-- START --

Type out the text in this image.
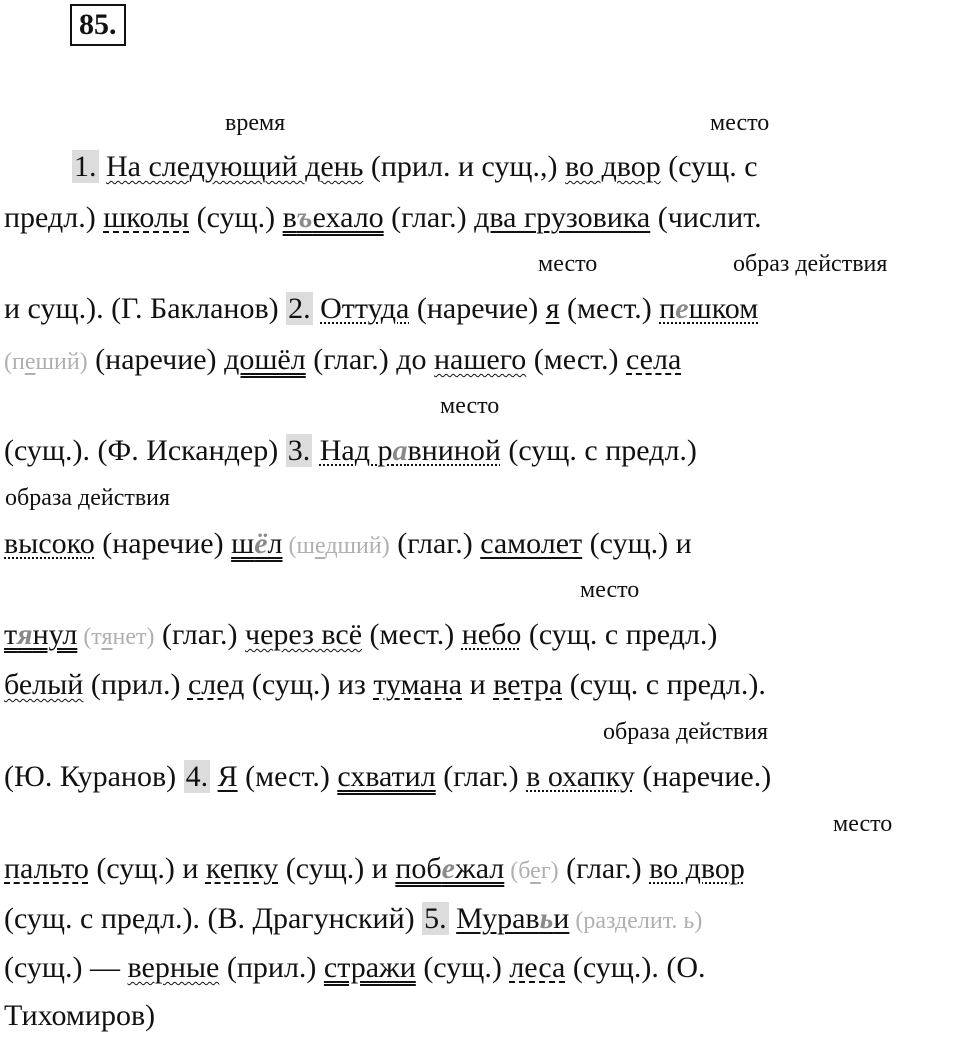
85.
время	место
место	образ действия
место
образа действия
место
образа действия
место
1. На следующий день (прил. и сущ.,) во двор (сущ. с
предл.) школы (сущ.) въехало (глаг.) два грузовика (числит.
и сущ.). (Г. Бакланов) 2. Оттуда (наречие) я (мест.) пешком
(пеший) (наречие) дошёл (глаг.) до нашего (мест.) села
(сущ.). (Ф. Искандер) 3. Над равниной (сущ. с предл.)
высоко (наречие) шёл (шедший) (глаг.) самолет (сущ.) и
тянул (тянет) (глаг.) через всё (мест.) небо (сущ. с предл.)
белый (прил.) след (сущ.) из тумана и ветра (сущ. с предл.).
(Ю. Куранов) 4. Я (мест.) схватил (глаг.) в охапку (наречие.)
пальто (сущ.) и кепку (сущ.) и побежал (бег) (глаг.) во двор
(сущ. с предл.). (В. Драгунский) 5. Муравьи (разделит. ь)
(сущ.) — верные (прил.) стражи (сущ.) леса (сущ.). (О.
Тихомиров)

-- END --

◆ **Task instructions**: Copy the data word for word. Pictures do not go in the copy.

◆ **Full response**:
Type out the text in this image.
85.
время	место
место	образ действия
место
образа действия
место
образа действия
место
1. На следующий день (прил. и сущ.,) во двор (сущ. с
предл.) школы (сущ.) въехало (глаг.) два грузовика (числит.
и сущ.). (Г. Бакланов) 2. Оттуда (наречие) я (мест.) пешком
(пеший) (наречие) дошёл (глаг.) до нашего (мест.) села
(сущ.). (Ф. Искандер) 3. Над равниной (сущ. с предл.)
высоко (наречие) шёл (шедший) (глаг.) самолет (сущ.) и
тянул (тянет) (глаг.) через всё (мест.) небо (сущ. с предл.)
белый (прил.) след (сущ.) из тумана и ветра (сущ. с предл.).
(Ю. Куранов) 4. Я (мест.) схватил (глаг.) в охапку (наречие.)
пальто (сущ.) и кепку (сущ.) и побежал (бег) (глаг.) во двор
(сущ. с предл.). (В. Драгунский) 5. Муравьи (разделит. ь)
(сущ.) — верные (прил.) стражи (сущ.) леса (сущ.). (О.
Тихомиров)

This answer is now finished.